→ **Direction**
Output the full listing below exactly as it reads, and skip anything that is a picture.

→ **Listed entries**
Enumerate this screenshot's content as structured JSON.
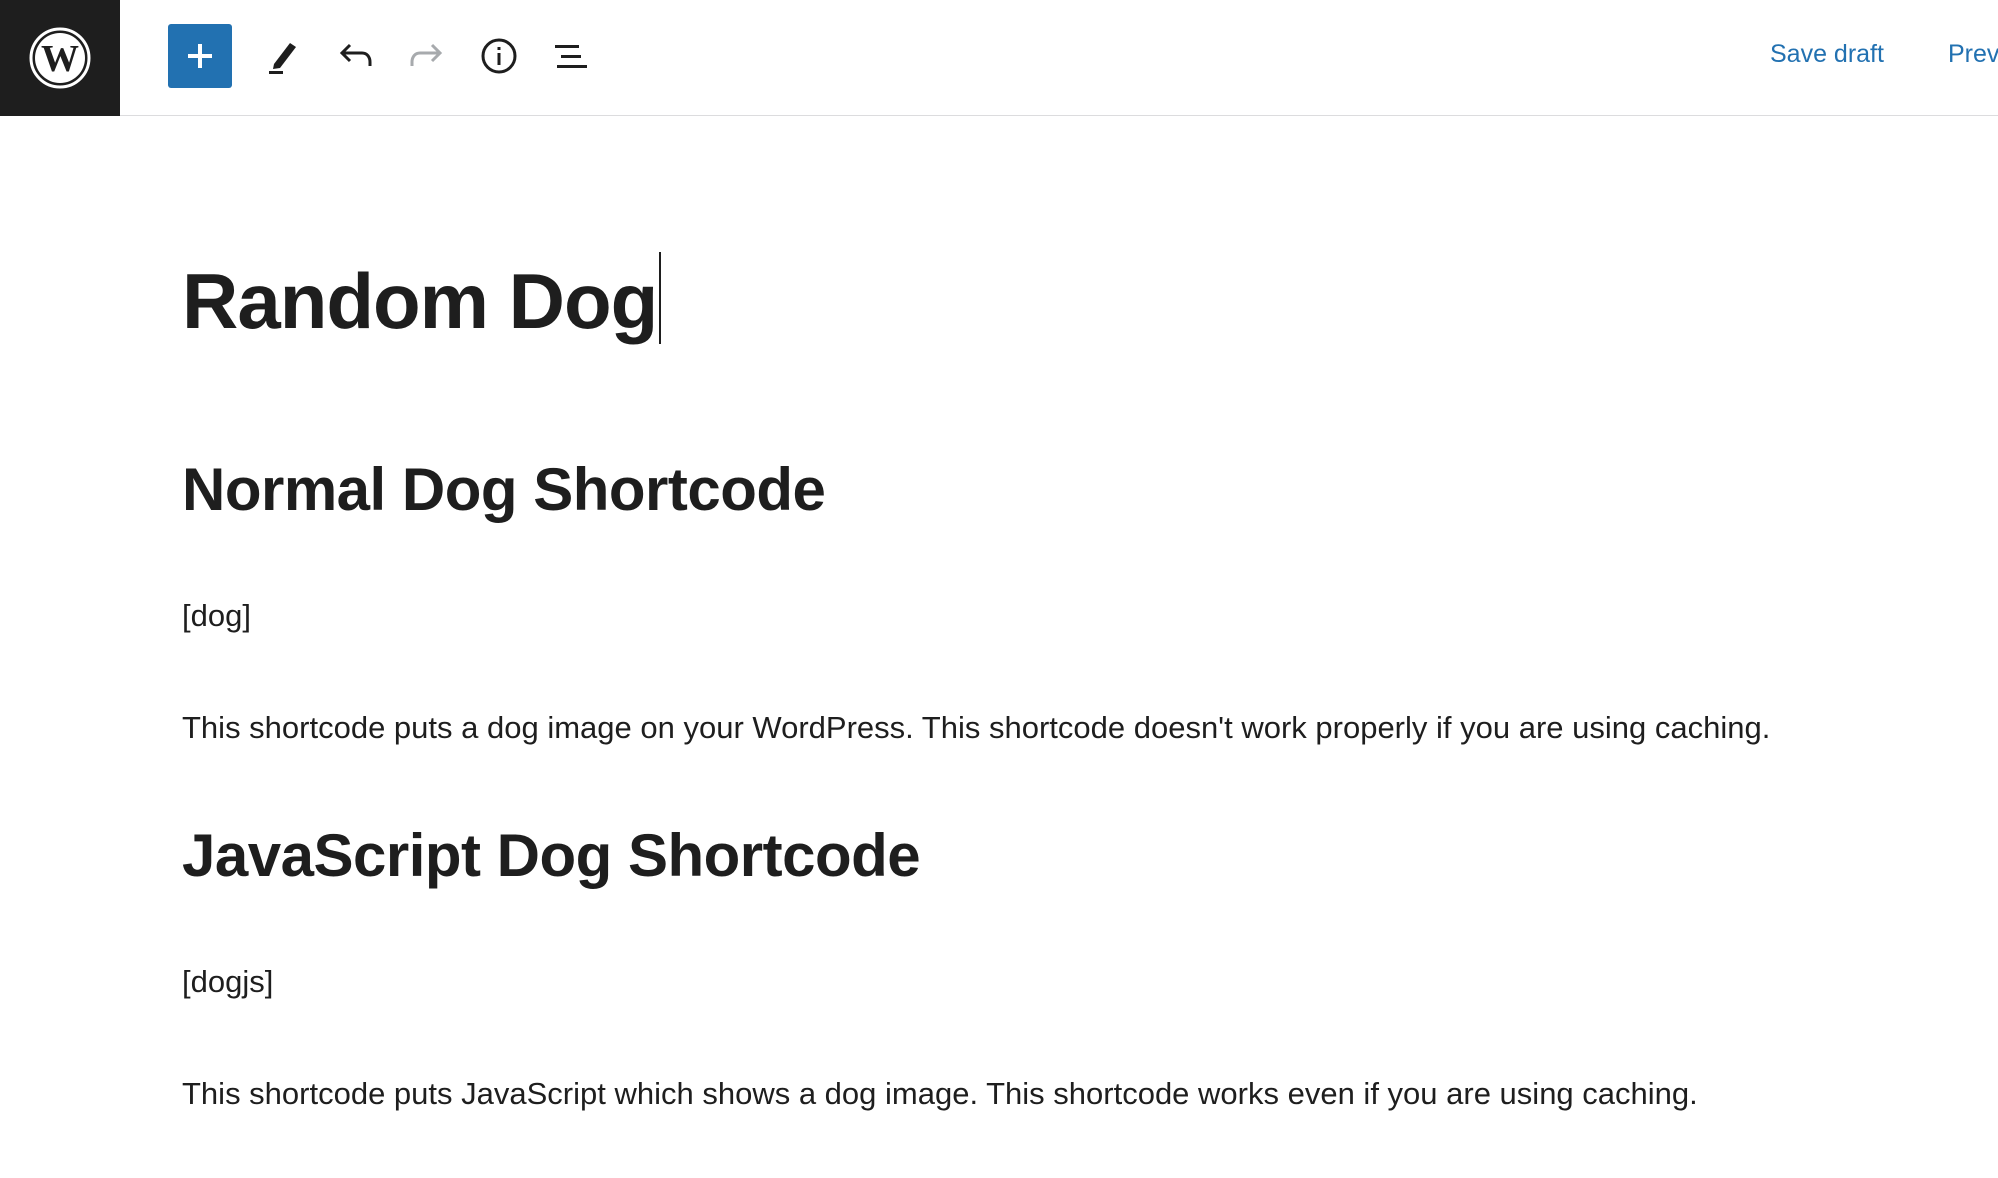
{
  "toolbar": {
    "logo_icon": "wordpress-logo-icon",
    "add_block_icon": "plus-icon",
    "tools_icon": "pencil-icon",
    "undo_icon": "undo-icon",
    "redo_icon": "redo-icon",
    "details_icon": "info-icon",
    "list_view_icon": "list-view-icon",
    "save_draft_label": "Save draft",
    "preview_label": "Preview",
    "colors": {
      "accent": "#2271b1",
      "logo_bg": "#1e1e1e"
    }
  },
  "post": {
    "title": "Random Dog",
    "blocks": [
      {
        "type": "heading",
        "text": "Normal Dog Shortcode"
      },
      {
        "type": "paragraph",
        "text": "[dog]"
      },
      {
        "type": "paragraph",
        "text": "This shortcode puts a dog image on your WordPress. This shortcode doesn't work properly if you are using caching."
      },
      {
        "type": "heading",
        "text": "JavaScript Dog Shortcode"
      },
      {
        "type": "paragraph",
        "text": "[dogjs]"
      },
      {
        "type": "paragraph",
        "text": "This shortcode puts JavaScript which shows a dog image. This shortcode works even if you are using caching."
      }
    ]
  }
}
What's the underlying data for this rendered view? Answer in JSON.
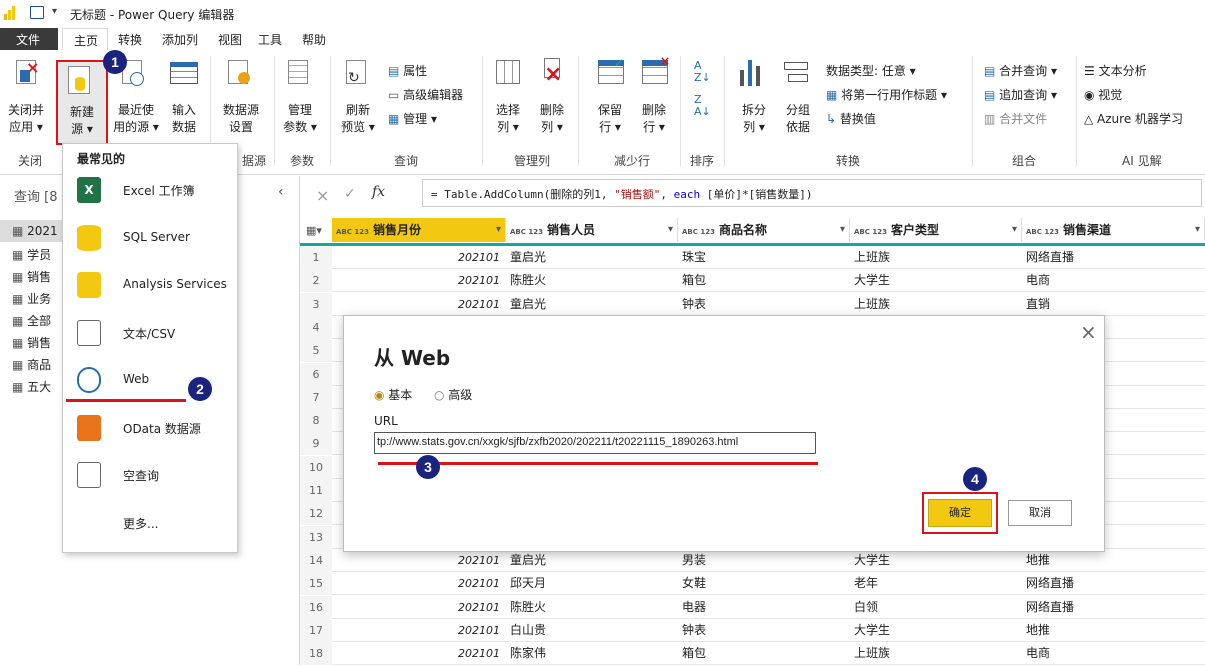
{
  "titlebar": {
    "title": "无标题 - Power Query 编辑器"
  },
  "menu": {
    "tabs": [
      "文件",
      "主页",
      "转换",
      "添加列",
      "视图",
      "工具",
      "帮助"
    ]
  },
  "ribbon": {
    "close_apply": "关闭并\n应用 ▾",
    "new_source": "新建\n源 ▾",
    "recent_sources": "最近使\n用的源 ▾",
    "enter_data": "输入\n数据",
    "ds_settings": "数据源\n设置",
    "manage_params": "管理\n参数 ▾",
    "refresh_preview": "刷新\n预览 ▾",
    "properties": "属性",
    "adv_editor": "高级编辑器",
    "manage": "管理 ▾",
    "choose_cols": "选择\n列 ▾",
    "remove_cols": "删除\n列 ▾",
    "keep_rows": "保留\n行 ▾",
    "remove_rows": "删除\n行 ▾",
    "split_col": "拆分\n列 ▾",
    "group_by": "分组\n依据",
    "data_type": "数据类型: 任意 ▾",
    "first_row_header": "将第一行用作标题 ▾",
    "replace_values": "替换值",
    "merge_queries": "合并查询 ▾",
    "append_queries": "追加查询 ▾",
    "combine_files": "合并文件",
    "text_analytics": "文本分析",
    "vision": "视觉",
    "azure_ml": "Azure 机器学习",
    "groups": {
      "close": "关闭",
      "source": "据源",
      "params": "参数",
      "query": "查询",
      "manage_cols": "管理列",
      "reduce_rows": "减少行",
      "sort": "排序",
      "transform": "转换",
      "combine": "组合",
      "ai": "AI 见解"
    }
  },
  "dropdown": {
    "header": "最常见的",
    "items": [
      "Excel 工作簿",
      "SQL Server",
      "Analysis Services",
      "文本/CSV",
      "Web",
      "OData 数据源",
      "空查询",
      "更多..."
    ]
  },
  "queries": {
    "header": "查询 [8",
    "items": [
      "2021",
      "学员",
      "销售",
      "业务",
      "全部",
      "销售",
      "商品",
      "五大"
    ]
  },
  "formula": {
    "fx": "fx",
    "text_prefix": "= Table.AddColumn(删除的列1, ",
    "text_str": "\"销售额\"",
    "text_mid": ", ",
    "text_kw": "each",
    "text_suffix": " [单价]*[销售数量])"
  },
  "grid": {
    "columns": [
      "销售月份",
      "销售人员",
      "商品名称",
      "客户类型",
      "销售渠道"
    ],
    "type_label": "ABC 123",
    "rows": [
      [
        "1",
        "202101",
        "童启光",
        "珠宝",
        "上班族",
        "网络直播"
      ],
      [
        "2",
        "202101",
        "陈胜火",
        "箱包",
        "大学生",
        "电商"
      ],
      [
        "3",
        "202101",
        "童启光",
        "钟表",
        "上班族",
        "直销"
      ],
      [
        "4",
        "",
        "",
        "",
        "",
        ""
      ],
      [
        "5",
        "",
        "",
        "",
        "",
        ""
      ],
      [
        "6",
        "",
        "",
        "",
        "",
        ""
      ],
      [
        "7",
        "",
        "",
        "",
        "",
        ""
      ],
      [
        "8",
        "",
        "",
        "",
        "",
        ""
      ],
      [
        "9",
        "",
        "",
        "",
        "",
        ""
      ],
      [
        "10",
        "",
        "",
        "",
        "",
        ""
      ],
      [
        "11",
        "",
        "",
        "",
        "",
        ""
      ],
      [
        "12",
        "",
        "",
        "",
        "",
        ""
      ],
      [
        "13",
        "",
        "",
        "",
        "",
        ""
      ],
      [
        "14",
        "202101",
        "童启光",
        "男装",
        "大学生",
        "地推"
      ],
      [
        "15",
        "202101",
        "邱天月",
        "女鞋",
        "老年",
        "网络直播"
      ],
      [
        "16",
        "202101",
        "陈胜火",
        "电器",
        "白领",
        "网络直播"
      ],
      [
        "17",
        "202101",
        "白山贵",
        "钟表",
        "大学生",
        "地推"
      ],
      [
        "18",
        "202101",
        "陈家伟",
        "箱包",
        "上班族",
        "电商"
      ]
    ]
  },
  "dialog": {
    "title": "从 Web",
    "basic": "基本",
    "advanced": "高级",
    "url_label": "URL",
    "url_value": "tp://www.stats.gov.cn/xxgk/sjfb/zxfb2020/202211/t20221115_1890263.html",
    "ok": "确定",
    "cancel": "取消",
    "close": "×"
  },
  "badges": [
    "1",
    "2",
    "3",
    "4"
  ],
  "colors": {
    "accent": "#f2c811",
    "highlight": "#d9141b",
    "badge": "#1a237e",
    "teal": "#14a89a"
  }
}
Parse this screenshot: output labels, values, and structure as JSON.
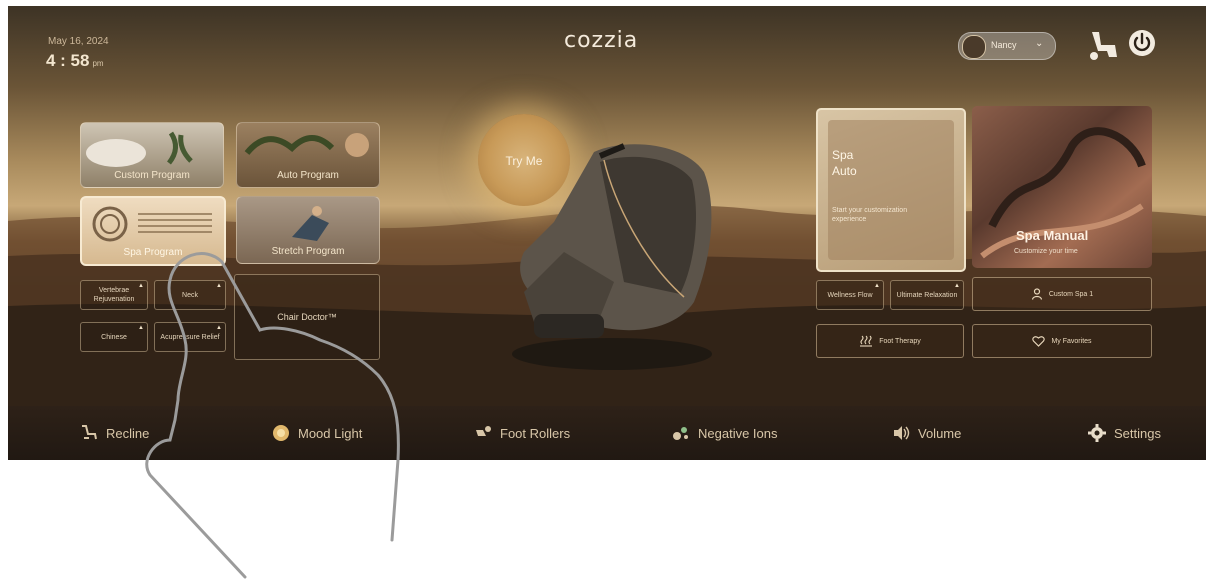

→ **Written answer**
Enumerate this screenshot's content as structured JSON.
{
  "toolbar": {
    "logo_icon": "wordpress-logo-icon",
    "add_block_icon": "plus-icon",
    "tools_icon": "pencil-icon",
    "undo_icon": "undo-icon",
    "redo_icon": "redo-icon",
    "details_icon": "info-icon",
    "list_view_icon": "list-view-icon",
    "save_draft_label": "Save draft",
    "preview_label": "Preview",
    "colors": {
      "accent": "#2271b1",
      "logo_bg": "#1e1e1e"
    }
  },
  "post": {
    "title": "Random Dog",
    "blocks": [
      {
        "type": "heading",
        "text": "Normal Dog Shortcode"
      },
      {
        "type": "paragraph",
        "text": "[dog]"
      },
      {
        "type": "paragraph",
        "text": "This shortcode puts a dog image on your WordPress. This shortcode doesn't work properly if you are using caching."
      },
      {
        "type": "heading",
        "text": "JavaScript Dog Shortcode"
      },
      {
        "type": "paragraph",
        "text": "[dogjs]"
      },
      {
        "type": "paragraph",
        "text": "This shortcode puts JavaScript which shows a dog image. This shortcode works even if you are using caching."
      }
    ]
  }
}
What's the underlying data for this rendered view? Answer in JSON.
{
  "titlebar": {
    "title": "无标题 - Power Query 编辑器"
  },
  "menu": {
    "tabs": [
      "文件",
      "主页",
      "转换",
      "添加列",
      "视图",
      "工具",
      "帮助"
    ]
  },
  "ribbon": {
    "close_apply": "关闭并\n应用 ▾",
    "new_source": "新建\n源 ▾",
    "recent_sources": "最近使\n用的源 ▾",
    "enter_data": "输入\n数据",
    "ds_settings": "数据源\n设置",
    "manage_params": "管理\n参数 ▾",
    "refresh_preview": "刷新\n预览 ▾",
    "properties": "属性",
    "adv_editor": "高级编辑器",
    "manage": "管理 ▾",
    "choose_cols": "选择\n列 ▾",
    "remove_cols": "删除\n列 ▾",
    "keep_rows": "保留\n行 ▾",
    "remove_rows": "删除\n行 ▾",
    "split_col": "拆分\n列 ▾",
    "group_by": "分组\n依据",
    "data_type": "数据类型: 任意 ▾",
    "first_row_header": "将第一行用作标题 ▾",
    "replace_values": "替换值",
    "merge_queries": "合并查询 ▾",
    "append_queries": "追加查询 ▾",
    "combine_files": "合并文件",
    "text_analytics": "文本分析",
    "vision": "视觉",
    "azure_ml": "Azure 机器学习",
    "groups": {
      "close": "关闭",
      "source": "据源",
      "params": "参数",
      "query": "查询",
      "manage_cols": "管理列",
      "reduce_rows": "减少行",
      "sort": "排序",
      "transform": "转换",
      "combine": "组合",
      "ai": "AI 见解"
    }
  },
  "dropdown": {
    "header": "最常见的",
    "items": [
      "Excel 工作簿",
      "SQL Server",
      "Analysis Services",
      "文本/CSV",
      "Web",
      "OData 数据源",
      "空查询",
      "更多..."
    ]
  },
  "queries": {
    "header": "查询 [8",
    "items": [
      "2021",
      "学员",
      "销售",
      "业务",
      "全部",
      "销售",
      "商品",
      "五大"
    ]
  },
  "formula": {
    "fx": "fx",
    "text_prefix": "= Table.AddColumn(删除的列1, ",
    "text_str": "\"销售额\"",
    "text_mid": ", ",
    "text_kw": "each",
    "text_suffix": " [单价]*[销售数量])"
  },
  "grid": {
    "columns": [
      "销售月份",
      "销售人员",
      "商品名称",
      "客户类型",
      "销售渠道"
    ],
    "type_label": "ABC 123",
    "rows": [
      [
        "1",
        "202101",
        "童启光",
        "珠宝",
        "上班族",
        "网络直播"
      ],
      [
        "2",
        "202101",
        "陈胜火",
        "箱包",
        "大学生",
        "电商"
      ],
      [
        "3",
        "202101",
        "童启光",
        "钟表",
        "上班族",
        "直销"
      ],
      [
        "4",
        "",
        "",
        "",
        "",
        ""
      ],
      [
        "5",
        "",
        "",
        "",
        "",
        ""
      ],
      [
        "6",
        "",
        "",
        "",
        "",
        ""
      ],
      [
        "7",
        "",
        "",
        "",
        "",
        ""
      ],
      [
        "8",
        "",
        "",
        "",
        "",
        ""
      ],
      [
        "9",
        "",
        "",
        "",
        "",
        ""
      ],
      [
        "10",
        "",
        "",
        "",
        "",
        ""
      ],
      [
        "11",
        "",
        "",
        "",
        "",
        ""
      ],
      [
        "12",
        "",
        "",
        "",
        "",
        ""
      ],
      [
        "13",
        "",
        "",
        "",
        "",
        ""
      ],
      [
        "14",
        "202101",
        "童启光",
        "男装",
        "大学生",
        "地推"
      ],
      [
        "15",
        "202101",
        "邱天月",
        "女鞋",
        "老年",
        "网络直播"
      ],
      [
        "16",
        "202101",
        "陈胜火",
        "电器",
        "白领",
        "网络直播"
      ],
      [
        "17",
        "202101",
        "白山贵",
        "钟表",
        "大学生",
        "地推"
      ],
      [
        "18",
        "202101",
        "陈家伟",
        "箱包",
        "上班族",
        "电商"
      ]
    ]
  },
  "dialog": {
    "title": "从 Web",
    "basic": "基本",
    "advanced": "高级",
    "url_label": "URL",
    "url_value": "tp://www.stats.gov.cn/xxgk/sjfb/zxfb2020/202211/t20221115_1890263.html",
    "ok": "确定",
    "cancel": "取消",
    "close": "×"
  },
  "badges": [
    "1",
    "2",
    "3",
    "4"
  ],
  "colors": {
    "accent": "#f2c811",
    "highlight": "#d9141b",
    "badge": "#1a237e",
    "teal": "#14a89a"
  }
}
Parse this screenshot: output labels, values, and structure as JSON.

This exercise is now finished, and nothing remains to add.